┌──

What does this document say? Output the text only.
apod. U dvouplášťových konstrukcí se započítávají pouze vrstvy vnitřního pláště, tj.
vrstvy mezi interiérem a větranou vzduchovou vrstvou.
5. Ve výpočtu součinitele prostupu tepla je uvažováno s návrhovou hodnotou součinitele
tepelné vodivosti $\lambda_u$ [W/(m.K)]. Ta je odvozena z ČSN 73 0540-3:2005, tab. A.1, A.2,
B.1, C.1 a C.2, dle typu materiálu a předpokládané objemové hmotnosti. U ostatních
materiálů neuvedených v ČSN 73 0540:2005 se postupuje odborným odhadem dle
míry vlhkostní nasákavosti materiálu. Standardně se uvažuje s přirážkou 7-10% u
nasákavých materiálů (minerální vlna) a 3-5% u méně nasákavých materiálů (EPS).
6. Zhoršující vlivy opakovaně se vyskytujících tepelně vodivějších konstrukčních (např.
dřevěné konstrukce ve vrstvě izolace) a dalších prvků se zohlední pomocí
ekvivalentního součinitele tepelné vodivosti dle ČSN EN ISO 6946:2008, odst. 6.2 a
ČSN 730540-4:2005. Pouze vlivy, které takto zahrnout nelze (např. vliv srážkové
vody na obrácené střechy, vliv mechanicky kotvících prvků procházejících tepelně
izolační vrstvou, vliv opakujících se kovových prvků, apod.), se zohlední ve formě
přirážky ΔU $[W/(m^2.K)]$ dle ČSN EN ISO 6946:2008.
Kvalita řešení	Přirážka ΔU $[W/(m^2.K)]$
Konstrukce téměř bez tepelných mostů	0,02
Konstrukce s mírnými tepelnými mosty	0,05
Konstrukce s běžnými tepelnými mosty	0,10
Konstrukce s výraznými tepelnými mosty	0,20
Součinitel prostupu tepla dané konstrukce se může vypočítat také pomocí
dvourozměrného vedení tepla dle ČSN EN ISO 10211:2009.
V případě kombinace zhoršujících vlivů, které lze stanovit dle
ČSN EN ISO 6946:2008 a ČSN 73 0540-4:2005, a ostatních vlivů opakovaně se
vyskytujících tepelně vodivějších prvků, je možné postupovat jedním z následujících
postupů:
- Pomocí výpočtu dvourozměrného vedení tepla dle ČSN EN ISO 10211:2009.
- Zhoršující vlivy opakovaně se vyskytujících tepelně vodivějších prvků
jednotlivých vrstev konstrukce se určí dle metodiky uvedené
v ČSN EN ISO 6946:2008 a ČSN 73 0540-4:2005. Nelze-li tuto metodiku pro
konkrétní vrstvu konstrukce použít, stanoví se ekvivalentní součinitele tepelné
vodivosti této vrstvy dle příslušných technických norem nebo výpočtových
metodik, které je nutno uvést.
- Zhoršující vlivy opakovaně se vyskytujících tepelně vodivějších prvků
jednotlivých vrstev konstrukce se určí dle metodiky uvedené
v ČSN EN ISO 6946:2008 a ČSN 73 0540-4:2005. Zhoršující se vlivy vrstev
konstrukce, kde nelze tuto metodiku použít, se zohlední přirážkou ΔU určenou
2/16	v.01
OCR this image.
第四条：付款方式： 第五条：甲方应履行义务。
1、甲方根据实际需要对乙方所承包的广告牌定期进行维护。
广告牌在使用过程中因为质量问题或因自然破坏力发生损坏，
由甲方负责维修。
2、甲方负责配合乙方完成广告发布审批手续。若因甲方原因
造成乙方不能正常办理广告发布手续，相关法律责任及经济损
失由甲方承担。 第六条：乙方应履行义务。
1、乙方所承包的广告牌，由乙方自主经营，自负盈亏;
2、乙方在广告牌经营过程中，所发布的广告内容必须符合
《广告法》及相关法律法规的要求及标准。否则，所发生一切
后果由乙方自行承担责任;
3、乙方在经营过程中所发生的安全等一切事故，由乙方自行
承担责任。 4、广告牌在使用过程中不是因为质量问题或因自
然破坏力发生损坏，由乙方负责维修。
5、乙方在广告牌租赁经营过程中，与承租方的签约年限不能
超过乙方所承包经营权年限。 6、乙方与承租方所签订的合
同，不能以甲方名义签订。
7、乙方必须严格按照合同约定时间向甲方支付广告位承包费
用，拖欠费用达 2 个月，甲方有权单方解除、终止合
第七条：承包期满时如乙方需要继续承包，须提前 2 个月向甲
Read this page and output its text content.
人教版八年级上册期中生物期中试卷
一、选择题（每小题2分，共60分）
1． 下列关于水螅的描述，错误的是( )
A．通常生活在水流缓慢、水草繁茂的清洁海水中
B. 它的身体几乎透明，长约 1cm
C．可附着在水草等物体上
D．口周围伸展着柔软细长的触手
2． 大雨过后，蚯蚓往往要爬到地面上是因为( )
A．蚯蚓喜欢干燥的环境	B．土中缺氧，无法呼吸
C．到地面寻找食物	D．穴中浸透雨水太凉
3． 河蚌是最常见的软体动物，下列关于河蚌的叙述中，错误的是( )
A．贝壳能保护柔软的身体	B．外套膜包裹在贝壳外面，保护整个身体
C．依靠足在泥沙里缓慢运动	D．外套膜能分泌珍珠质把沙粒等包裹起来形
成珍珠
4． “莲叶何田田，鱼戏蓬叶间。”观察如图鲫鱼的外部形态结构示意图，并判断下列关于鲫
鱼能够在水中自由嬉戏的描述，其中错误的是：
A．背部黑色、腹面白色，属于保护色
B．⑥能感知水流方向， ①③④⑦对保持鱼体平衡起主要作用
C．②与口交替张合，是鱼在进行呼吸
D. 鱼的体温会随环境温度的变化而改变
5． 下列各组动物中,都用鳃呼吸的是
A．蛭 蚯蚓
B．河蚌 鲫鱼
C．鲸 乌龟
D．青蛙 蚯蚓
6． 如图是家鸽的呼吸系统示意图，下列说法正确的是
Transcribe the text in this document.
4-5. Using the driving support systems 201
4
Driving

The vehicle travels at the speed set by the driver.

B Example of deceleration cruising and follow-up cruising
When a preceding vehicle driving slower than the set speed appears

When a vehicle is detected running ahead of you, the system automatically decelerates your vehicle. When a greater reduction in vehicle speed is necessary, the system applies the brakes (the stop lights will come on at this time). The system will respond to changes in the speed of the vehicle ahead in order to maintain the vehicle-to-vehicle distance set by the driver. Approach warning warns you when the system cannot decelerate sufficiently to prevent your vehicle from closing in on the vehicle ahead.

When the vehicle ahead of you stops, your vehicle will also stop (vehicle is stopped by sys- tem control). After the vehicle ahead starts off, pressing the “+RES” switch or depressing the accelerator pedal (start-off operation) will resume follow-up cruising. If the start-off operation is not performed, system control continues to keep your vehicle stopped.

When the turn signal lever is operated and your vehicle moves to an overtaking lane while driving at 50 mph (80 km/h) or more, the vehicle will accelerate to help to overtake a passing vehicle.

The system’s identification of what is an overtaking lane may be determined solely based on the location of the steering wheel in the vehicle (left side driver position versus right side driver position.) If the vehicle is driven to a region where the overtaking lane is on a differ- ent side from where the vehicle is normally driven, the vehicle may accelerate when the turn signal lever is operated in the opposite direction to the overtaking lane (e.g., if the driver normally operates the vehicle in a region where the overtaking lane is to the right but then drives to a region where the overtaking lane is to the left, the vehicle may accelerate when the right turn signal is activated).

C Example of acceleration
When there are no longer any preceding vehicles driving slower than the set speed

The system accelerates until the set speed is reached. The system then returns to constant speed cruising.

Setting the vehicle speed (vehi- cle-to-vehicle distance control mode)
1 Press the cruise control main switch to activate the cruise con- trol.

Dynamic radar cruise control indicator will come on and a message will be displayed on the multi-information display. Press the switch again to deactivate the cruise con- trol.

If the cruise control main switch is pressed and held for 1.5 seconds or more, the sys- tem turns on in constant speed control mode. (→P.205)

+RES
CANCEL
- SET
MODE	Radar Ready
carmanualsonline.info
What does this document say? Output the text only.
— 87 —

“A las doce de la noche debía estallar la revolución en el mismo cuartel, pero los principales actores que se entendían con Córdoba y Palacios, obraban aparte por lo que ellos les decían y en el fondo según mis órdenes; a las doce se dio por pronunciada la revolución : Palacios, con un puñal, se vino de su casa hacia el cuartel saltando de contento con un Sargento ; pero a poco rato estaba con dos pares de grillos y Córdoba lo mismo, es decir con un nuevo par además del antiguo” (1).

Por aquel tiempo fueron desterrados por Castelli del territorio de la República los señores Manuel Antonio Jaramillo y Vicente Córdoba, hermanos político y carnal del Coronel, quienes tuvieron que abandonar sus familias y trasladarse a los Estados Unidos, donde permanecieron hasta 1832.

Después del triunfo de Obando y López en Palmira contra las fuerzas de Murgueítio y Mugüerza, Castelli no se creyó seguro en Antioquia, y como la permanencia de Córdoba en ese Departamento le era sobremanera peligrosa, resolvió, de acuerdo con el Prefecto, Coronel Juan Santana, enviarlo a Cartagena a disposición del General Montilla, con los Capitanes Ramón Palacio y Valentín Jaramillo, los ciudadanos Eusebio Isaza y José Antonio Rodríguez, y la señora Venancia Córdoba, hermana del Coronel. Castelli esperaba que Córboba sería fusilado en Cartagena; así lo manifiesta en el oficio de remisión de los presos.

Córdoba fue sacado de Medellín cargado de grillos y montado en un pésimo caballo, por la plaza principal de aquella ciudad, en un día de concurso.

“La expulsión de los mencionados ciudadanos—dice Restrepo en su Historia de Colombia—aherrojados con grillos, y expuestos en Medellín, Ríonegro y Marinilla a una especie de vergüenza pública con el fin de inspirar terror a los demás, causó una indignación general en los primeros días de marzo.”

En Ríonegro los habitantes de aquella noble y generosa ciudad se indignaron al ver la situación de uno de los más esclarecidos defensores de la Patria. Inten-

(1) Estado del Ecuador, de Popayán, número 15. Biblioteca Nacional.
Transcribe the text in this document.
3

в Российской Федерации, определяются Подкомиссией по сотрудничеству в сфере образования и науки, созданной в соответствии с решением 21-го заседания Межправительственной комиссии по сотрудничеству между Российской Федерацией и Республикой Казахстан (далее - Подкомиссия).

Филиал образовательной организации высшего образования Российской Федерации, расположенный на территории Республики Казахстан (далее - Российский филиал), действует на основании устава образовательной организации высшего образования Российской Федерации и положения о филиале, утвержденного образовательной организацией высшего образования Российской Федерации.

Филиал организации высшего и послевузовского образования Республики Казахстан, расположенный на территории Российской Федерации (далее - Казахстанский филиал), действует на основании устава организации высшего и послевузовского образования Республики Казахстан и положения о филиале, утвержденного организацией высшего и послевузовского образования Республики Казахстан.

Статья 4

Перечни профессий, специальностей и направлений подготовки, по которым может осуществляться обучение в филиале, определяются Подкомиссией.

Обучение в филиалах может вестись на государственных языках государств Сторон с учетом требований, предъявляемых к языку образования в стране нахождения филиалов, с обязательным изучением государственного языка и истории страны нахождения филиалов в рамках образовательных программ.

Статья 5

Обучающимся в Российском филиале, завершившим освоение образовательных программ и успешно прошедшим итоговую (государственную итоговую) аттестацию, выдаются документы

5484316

└──

Of all the lines in the listing above, how many include "Ríonegro"? Write only the number.

__Written solution__: 2